**Data for this exercise**
>> Start

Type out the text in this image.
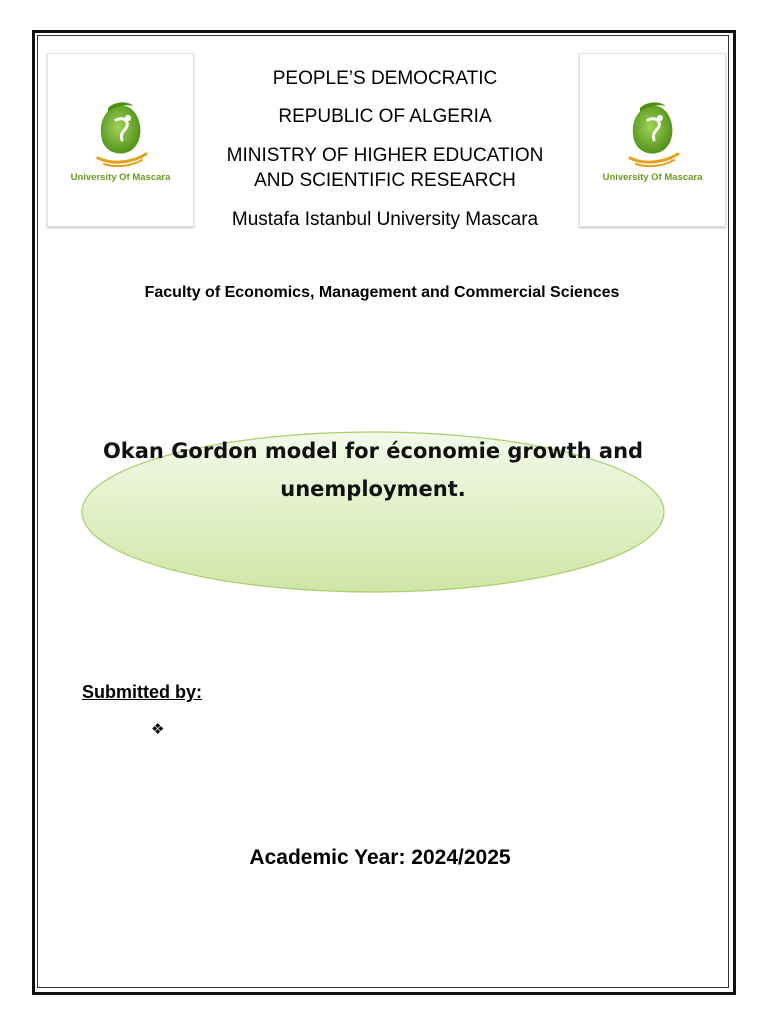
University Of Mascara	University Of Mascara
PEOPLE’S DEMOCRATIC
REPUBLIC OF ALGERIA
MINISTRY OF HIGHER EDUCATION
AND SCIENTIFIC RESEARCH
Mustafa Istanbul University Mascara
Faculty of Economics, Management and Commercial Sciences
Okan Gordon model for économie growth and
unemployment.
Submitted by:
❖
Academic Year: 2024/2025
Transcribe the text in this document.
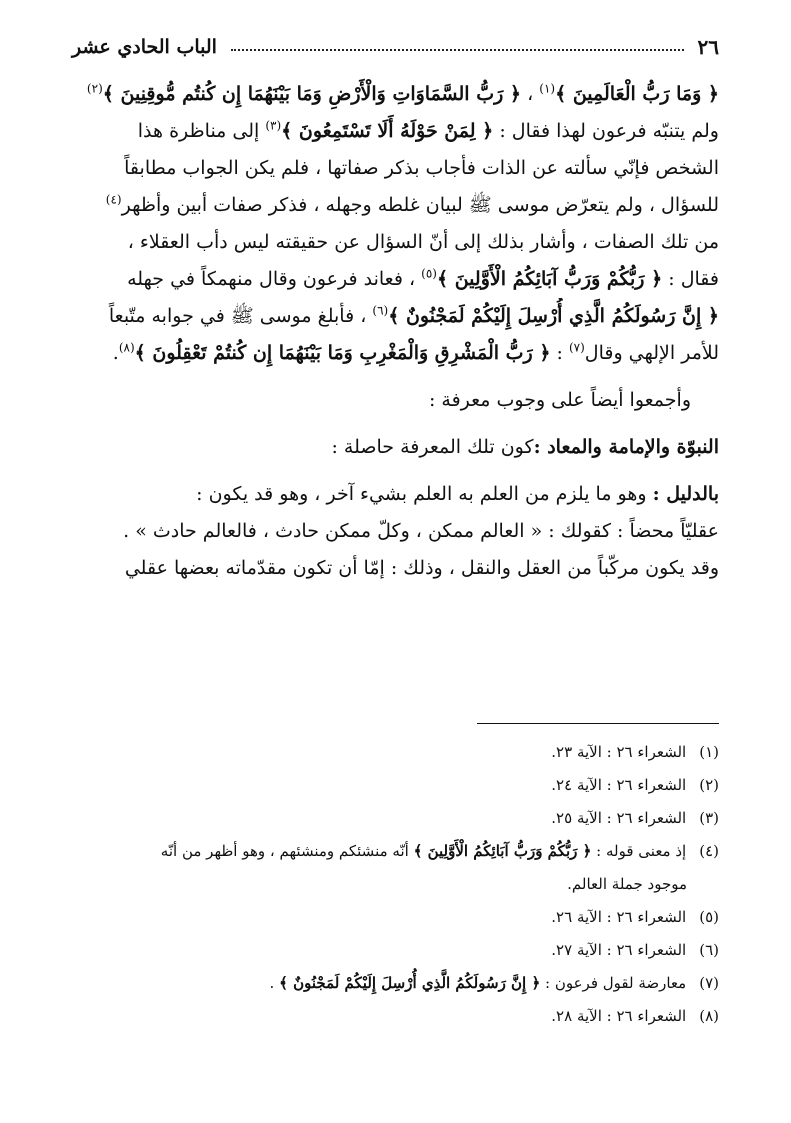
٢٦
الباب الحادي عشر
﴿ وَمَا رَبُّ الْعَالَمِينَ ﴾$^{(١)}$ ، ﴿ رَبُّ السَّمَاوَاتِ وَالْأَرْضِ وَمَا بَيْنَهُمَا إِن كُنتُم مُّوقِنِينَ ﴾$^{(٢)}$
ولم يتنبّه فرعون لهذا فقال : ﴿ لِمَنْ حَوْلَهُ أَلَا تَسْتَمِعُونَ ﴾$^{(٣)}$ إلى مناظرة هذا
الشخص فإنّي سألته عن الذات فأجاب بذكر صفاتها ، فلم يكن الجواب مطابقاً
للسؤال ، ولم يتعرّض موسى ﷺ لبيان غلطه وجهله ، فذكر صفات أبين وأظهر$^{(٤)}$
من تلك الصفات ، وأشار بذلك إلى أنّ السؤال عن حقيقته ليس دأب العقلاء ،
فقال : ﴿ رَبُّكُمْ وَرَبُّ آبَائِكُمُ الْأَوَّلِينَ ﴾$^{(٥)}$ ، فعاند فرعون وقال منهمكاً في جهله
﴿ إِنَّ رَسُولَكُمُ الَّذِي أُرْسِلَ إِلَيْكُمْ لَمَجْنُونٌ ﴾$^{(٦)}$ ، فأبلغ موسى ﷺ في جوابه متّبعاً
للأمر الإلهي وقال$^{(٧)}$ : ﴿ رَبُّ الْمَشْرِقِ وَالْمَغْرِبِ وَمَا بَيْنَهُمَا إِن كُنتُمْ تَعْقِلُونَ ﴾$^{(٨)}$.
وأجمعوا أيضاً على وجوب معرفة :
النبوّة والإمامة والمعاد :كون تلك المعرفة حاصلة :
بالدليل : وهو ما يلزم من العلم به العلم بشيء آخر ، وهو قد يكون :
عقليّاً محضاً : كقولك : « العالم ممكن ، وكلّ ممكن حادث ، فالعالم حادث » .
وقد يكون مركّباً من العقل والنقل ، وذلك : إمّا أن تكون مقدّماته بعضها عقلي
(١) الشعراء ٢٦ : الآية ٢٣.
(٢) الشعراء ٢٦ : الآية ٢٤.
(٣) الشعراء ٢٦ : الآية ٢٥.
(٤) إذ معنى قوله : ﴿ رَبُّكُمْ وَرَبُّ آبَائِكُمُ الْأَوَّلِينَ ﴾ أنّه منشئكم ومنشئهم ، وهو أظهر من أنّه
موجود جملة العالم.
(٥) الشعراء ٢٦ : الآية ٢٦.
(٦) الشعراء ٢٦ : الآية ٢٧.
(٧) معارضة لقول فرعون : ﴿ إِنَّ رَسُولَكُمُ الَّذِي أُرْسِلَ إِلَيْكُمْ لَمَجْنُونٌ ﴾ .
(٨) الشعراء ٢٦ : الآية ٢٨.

>> End

**Job**
Your task is to retype all the entries exactly and leave out any pictures.

**The reply**
Type out the text in this image.
University Of Mascara	University Of Mascara
PEOPLE’S DEMOCRATIC
REPUBLIC OF ALGERIA
MINISTRY OF HIGHER EDUCATION
AND SCIENTIFIC RESEARCH
Mustafa Istanbul University Mascara
Faculty of Economics, Management and Commercial Sciences
Okan Gordon model for économie growth and
unemployment.
Submitted by:
❖
Academic Year: 2024/2025
Transcribe the text in this document.
٢٦
الباب الحادي عشر
﴿ وَمَا رَبُّ الْعَالَمِينَ ﴾$^{(١)}$ ، ﴿ رَبُّ السَّمَاوَاتِ وَالْأَرْضِ وَمَا بَيْنَهُمَا إِن كُنتُم مُّوقِنِينَ ﴾$^{(٢)}$
ولم يتنبّه فرعون لهذا فقال : ﴿ لِمَنْ حَوْلَهُ أَلَا تَسْتَمِعُونَ ﴾$^{(٣)}$ إلى مناظرة هذا
الشخص فإنّي سألته عن الذات فأجاب بذكر صفاتها ، فلم يكن الجواب مطابقاً
للسؤال ، ولم يتعرّض موسى ﷺ لبيان غلطه وجهله ، فذكر صفات أبين وأظهر$^{(٤)}$
من تلك الصفات ، وأشار بذلك إلى أنّ السؤال عن حقيقته ليس دأب العقلاء ،
فقال : ﴿ رَبُّكُمْ وَرَبُّ آبَائِكُمُ الْأَوَّلِينَ ﴾$^{(٥)}$ ، فعاند فرعون وقال منهمكاً في جهله
﴿ إِنَّ رَسُولَكُمُ الَّذِي أُرْسِلَ إِلَيْكُمْ لَمَجْنُونٌ ﴾$^{(٦)}$ ، فأبلغ موسى ﷺ في جوابه متّبعاً
للأمر الإلهي وقال$^{(٧)}$ : ﴿ رَبُّ الْمَشْرِقِ وَالْمَغْرِبِ وَمَا بَيْنَهُمَا إِن كُنتُمْ تَعْقِلُونَ ﴾$^{(٨)}$.
وأجمعوا أيضاً على وجوب معرفة :
النبوّة والإمامة والمعاد :كون تلك المعرفة حاصلة :
بالدليل : وهو ما يلزم من العلم به العلم بشيء آخر ، وهو قد يكون :
عقليّاً محضاً : كقولك : « العالم ممكن ، وكلّ ممكن حادث ، فالعالم حادث » .
وقد يكون مركّباً من العقل والنقل ، وذلك : إمّا أن تكون مقدّماته بعضها عقلي
(١) الشعراء ٢٦ : الآية ٢٣.
(٢) الشعراء ٢٦ : الآية ٢٤.
(٣) الشعراء ٢٦ : الآية ٢٥.
(٤) إذ معنى قوله : ﴿ رَبُّكُمْ وَرَبُّ آبَائِكُمُ الْأَوَّلِينَ ﴾ أنّه منشئكم ومنشئهم ، وهو أظهر من أنّه
موجود جملة العالم.
(٥) الشعراء ٢٦ : الآية ٢٦.
(٦) الشعراء ٢٦ : الآية ٢٧.
(٧) معارضة لقول فرعون : ﴿ إِنَّ رَسُولَكُمُ الَّذِي أُرْسِلَ إِلَيْكُمْ لَمَجْنُونٌ ﴾ .
(٨) الشعراء ٢٦ : الآية ٢٨.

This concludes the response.